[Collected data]

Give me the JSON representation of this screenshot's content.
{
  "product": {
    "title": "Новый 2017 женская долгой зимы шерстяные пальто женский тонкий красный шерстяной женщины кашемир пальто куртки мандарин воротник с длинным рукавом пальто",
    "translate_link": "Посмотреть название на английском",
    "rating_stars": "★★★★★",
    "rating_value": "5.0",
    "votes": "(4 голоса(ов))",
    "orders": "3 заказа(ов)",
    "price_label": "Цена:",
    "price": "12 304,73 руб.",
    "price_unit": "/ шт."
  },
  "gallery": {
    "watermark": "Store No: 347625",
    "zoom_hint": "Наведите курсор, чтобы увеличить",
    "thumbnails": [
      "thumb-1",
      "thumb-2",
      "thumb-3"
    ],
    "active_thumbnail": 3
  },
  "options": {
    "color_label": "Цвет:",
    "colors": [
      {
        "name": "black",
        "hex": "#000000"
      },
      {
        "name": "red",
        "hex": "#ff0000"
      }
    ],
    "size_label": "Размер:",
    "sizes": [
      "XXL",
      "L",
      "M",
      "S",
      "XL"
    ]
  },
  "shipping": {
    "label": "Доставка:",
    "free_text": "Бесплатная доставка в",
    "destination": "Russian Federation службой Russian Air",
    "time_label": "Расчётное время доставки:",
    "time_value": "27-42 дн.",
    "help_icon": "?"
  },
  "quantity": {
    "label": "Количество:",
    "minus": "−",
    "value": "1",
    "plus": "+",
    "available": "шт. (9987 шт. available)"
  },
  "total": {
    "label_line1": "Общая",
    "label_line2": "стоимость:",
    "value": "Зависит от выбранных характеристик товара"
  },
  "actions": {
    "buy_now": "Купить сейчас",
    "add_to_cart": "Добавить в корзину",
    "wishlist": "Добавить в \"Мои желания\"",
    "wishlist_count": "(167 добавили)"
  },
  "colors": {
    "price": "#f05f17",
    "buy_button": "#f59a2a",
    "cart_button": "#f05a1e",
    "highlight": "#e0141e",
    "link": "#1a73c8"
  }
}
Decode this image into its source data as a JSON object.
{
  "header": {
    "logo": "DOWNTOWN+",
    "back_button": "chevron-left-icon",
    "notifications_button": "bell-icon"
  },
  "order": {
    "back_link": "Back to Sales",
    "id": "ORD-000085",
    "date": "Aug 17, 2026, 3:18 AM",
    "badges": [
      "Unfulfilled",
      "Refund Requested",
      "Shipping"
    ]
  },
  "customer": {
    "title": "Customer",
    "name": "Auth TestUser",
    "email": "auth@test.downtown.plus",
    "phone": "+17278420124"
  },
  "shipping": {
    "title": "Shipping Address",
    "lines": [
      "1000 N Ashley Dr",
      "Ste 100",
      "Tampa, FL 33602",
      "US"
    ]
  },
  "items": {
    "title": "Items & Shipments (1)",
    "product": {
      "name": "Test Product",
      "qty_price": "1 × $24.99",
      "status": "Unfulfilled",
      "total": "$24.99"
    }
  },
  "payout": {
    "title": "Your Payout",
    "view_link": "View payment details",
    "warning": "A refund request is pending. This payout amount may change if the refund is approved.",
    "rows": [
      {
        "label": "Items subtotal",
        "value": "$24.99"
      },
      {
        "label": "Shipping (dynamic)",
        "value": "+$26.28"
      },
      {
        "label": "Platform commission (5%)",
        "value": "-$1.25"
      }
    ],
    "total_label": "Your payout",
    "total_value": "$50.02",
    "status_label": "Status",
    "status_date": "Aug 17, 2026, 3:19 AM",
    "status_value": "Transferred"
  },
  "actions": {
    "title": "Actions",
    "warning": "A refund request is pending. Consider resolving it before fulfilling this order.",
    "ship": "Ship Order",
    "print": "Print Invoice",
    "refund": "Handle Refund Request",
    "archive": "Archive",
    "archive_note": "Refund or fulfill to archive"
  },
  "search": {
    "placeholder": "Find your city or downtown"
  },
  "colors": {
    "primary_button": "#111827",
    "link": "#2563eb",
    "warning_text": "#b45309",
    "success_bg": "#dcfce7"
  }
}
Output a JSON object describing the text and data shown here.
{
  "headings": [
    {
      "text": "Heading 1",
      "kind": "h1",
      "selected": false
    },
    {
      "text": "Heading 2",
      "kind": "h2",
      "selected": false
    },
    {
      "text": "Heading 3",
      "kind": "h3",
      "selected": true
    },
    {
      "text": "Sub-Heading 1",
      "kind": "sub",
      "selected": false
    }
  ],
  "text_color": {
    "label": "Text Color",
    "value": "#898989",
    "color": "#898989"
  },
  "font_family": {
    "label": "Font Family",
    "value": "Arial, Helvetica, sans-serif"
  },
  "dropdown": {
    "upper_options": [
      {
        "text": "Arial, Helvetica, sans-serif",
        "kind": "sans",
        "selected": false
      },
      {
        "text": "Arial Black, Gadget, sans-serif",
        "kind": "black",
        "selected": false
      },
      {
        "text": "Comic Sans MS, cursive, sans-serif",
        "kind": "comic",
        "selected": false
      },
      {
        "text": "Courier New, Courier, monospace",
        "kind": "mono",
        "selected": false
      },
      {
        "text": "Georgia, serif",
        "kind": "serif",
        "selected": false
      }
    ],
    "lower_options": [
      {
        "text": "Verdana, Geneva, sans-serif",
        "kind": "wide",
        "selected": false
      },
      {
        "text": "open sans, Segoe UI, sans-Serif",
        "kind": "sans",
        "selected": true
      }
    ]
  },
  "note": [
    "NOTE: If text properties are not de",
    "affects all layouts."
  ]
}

SHORT TASK: Extract each line of the material exactly as it stands.

RESPONSE:
Give me the JSON representation of this screenshot's content.
{
  "product": {
    "title": "Новый 2017 женская долгой зимы шерстяные пальто женский тонкий красный шерстяной женщины кашемир пальто куртки мандарин воротник с длинным рукавом пальто",
    "translate_link": "Посмотреть название на английском",
    "rating_stars": "★★★★★",
    "rating_value": "5.0",
    "votes": "(4 голоса(ов))",
    "orders": "3 заказа(ов)",
    "price_label": "Цена:",
    "price": "12 304,73 руб.",
    "price_unit": "/ шт."
  },
  "gallery": {
    "watermark": "Store No: 347625",
    "zoom_hint": "Наведите курсор, чтобы увеличить",
    "thumbnails": [
      "thumb-1",
      "thumb-2",
      "thumb-3"
    ],
    "active_thumbnail": 3
  },
  "options": {
    "color_label": "Цвет:",
    "colors": [
      {
        "name": "black",
        "hex": "#000000"
      },
      {
        "name": "red",
        "hex": "#ff0000"
      }
    ],
    "size_label": "Размер:",
    "sizes": [
      "XXL",
      "L",
      "M",
      "S",
      "XL"
    ]
  },
  "shipping": {
    "label": "Доставка:",
    "free_text": "Бесплатная доставка в",
    "destination": "Russian Federation службой Russian Air",
    "time_label": "Расчётное время доставки:",
    "time_value": "27-42 дн.",
    "help_icon": "?"
  },
  "quantity": {
    "label": "Количество:",
    "minus": "−",
    "value": "1",
    "plus": "+",
    "available": "шт. (9987 шт. available)"
  },
  "total": {
    "label_line1": "Общая",
    "label_line2": "стоимость:",
    "value": "Зависит от выбранных характеристик товара"
  },
  "actions": {
    "buy_now": "Купить сейчас",
    "add_to_cart": "Добавить в корзину",
    "wishlist": "Добавить в \"Мои желания\"",
    "wishlist_count": "(167 добавили)"
  },
  "colors": {
    "price": "#f05f17",
    "buy_button": "#f59a2a",
    "cart_button": "#f05a1e",
    "highlight": "#e0141e",
    "link": "#1a73c8"
  }
}
Decode this image into its source data as a JSON object.
{
  "header": {
    "logo": "DOWNTOWN+",
    "back_button": "chevron-left-icon",
    "notifications_button": "bell-icon"
  },
  "order": {
    "back_link": "Back to Sales",
    "id": "ORD-000085",
    "date": "Aug 17, 2026, 3:18 AM",
    "badges": [
      "Unfulfilled",
      "Refund Requested",
      "Shipping"
    ]
  },
  "customer": {
    "title": "Customer",
    "name": "Auth TestUser",
    "email": "auth@test.downtown.plus",
    "phone": "+17278420124"
  },
  "shipping": {
    "title": "Shipping Address",
    "lines": [
      "1000 N Ashley Dr",
      "Ste 100",
      "Tampa, FL 33602",
      "US"
    ]
  },
  "items": {
    "title": "Items & Shipments (1)",
    "product": {
      "name": "Test Product",
      "qty_price": "1 × $24.99",
      "status": "Unfulfilled",
      "total": "$24.99"
    }
  },
  "payout": {
    "title": "Your Payout",
    "view_link": "View payment details",
    "warning": "A refund request is pending. This payout amount may change if the refund is approved.",
    "rows": [
      {
        "label": "Items subtotal",
        "value": "$24.99"
      },
      {
        "label": "Shipping (dynamic)",
        "value": "+$26.28"
      },
      {
        "label": "Platform commission (5%)",
        "value": "-$1.25"
      }
    ],
    "total_label": "Your payout",
    "total_value": "$50.02",
    "status_label": "Status",
    "status_date": "Aug 17, 2026, 3:19 AM",
    "status_value": "Transferred"
  },
  "actions": {
    "title": "Actions",
    "warning": "A refund request is pending. Consider resolving it before fulfilling this order.",
    "ship": "Ship Order",
    "print": "Print Invoice",
    "refund": "Handle Refund Request",
    "archive": "Archive",
    "archive_note": "Refund or fulfill to archive"
  },
  "search": {
    "placeholder": "Find your city or downtown"
  },
  "colors": {
    "primary_button": "#111827",
    "link": "#2563eb",
    "warning_text": "#b45309",
    "success_bg": "#dcfce7"
  }
}
Output a JSON object describing the text and data shown here.
{
  "headings": [
    {
      "text": "Heading 1",
      "kind": "h1",
      "selected": false
    },
    {
      "text": "Heading 2",
      "kind": "h2",
      "selected": false
    },
    {
      "text": "Heading 3",
      "kind": "h3",
      "selected": true
    },
    {
      "text": "Sub-Heading 1",
      "kind": "sub",
      "selected": false
    }
  ],
  "text_color": {
    "label": "Text Color",
    "value": "#898989",
    "color": "#898989"
  },
  "font_family": {
    "label": "Font Family",
    "value": "Arial, Helvetica, sans-serif"
  },
  "dropdown": {
    "upper_options": [
      {
        "text": "Arial, Helvetica, sans-serif",
        "kind": "sans",
        "selected": false
      },
      {
        "text": "Arial Black, Gadget, sans-serif",
        "kind": "black",
        "selected": false
      },
      {
        "text": "Comic Sans MS, cursive, sans-serif",
        "kind": "comic",
        "selected": false
      },
      {
        "text": "Courier New, Courier, monospace",
        "kind": "mono",
        "selected": false
      },
      {
        "text": "Georgia, serif",
        "kind": "serif",
        "selected": false
      }
    ],
    "lower_options": [
      {
        "text": "Verdana, Geneva, sans-serif",
        "kind": "wide",
        "selected": false
      },
      {
        "text": "open sans, Segoe UI, sans-Serif",
        "kind": "sans",
        "selected": true
      }
    ]
  },
  "note": [
    "NOTE: If text properties are not de",
    "affects all layouts."
  ]
}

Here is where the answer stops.